Data items:
****************************************

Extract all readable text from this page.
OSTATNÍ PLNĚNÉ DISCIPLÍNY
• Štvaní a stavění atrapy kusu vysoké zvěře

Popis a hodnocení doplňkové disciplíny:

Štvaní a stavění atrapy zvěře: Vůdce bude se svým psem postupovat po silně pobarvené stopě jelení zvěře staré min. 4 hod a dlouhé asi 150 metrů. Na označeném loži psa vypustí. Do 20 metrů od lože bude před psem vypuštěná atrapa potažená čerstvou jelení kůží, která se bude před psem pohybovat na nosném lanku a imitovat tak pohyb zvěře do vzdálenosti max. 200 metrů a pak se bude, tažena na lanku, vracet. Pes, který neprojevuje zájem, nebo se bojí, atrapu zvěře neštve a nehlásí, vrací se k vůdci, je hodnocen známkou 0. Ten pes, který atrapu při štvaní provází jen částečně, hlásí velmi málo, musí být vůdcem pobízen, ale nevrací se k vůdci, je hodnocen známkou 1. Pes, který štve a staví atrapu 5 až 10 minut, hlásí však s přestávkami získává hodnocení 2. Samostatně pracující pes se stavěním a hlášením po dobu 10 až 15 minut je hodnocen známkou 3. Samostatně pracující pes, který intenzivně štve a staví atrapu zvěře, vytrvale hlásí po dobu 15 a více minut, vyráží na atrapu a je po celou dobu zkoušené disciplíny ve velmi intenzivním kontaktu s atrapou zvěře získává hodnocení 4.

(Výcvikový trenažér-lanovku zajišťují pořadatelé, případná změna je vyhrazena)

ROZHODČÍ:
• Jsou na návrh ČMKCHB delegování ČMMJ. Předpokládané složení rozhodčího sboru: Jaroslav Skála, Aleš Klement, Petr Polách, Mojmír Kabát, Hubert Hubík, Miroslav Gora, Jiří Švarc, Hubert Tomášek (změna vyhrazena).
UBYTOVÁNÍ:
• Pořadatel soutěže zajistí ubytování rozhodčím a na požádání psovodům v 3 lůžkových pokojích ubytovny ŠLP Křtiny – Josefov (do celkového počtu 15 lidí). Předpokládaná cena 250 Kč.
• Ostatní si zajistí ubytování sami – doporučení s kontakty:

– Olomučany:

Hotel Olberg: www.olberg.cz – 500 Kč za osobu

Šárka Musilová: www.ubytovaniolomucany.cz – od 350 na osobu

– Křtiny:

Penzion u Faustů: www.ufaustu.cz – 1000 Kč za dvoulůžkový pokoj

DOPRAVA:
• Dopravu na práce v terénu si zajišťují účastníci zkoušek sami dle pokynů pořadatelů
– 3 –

****************************************

Description of the task:
Locate the word "zajišťují" in the records and collect each line it appears in.

Answer to this problem:
(Výcvikový trenažér-lanovku zajišťují pořadatelé, případná změna je vyhrazena)
• Dopravu na práce v terénu si zajišťují účastníci zkoušek sami dle pokynů pořadatelů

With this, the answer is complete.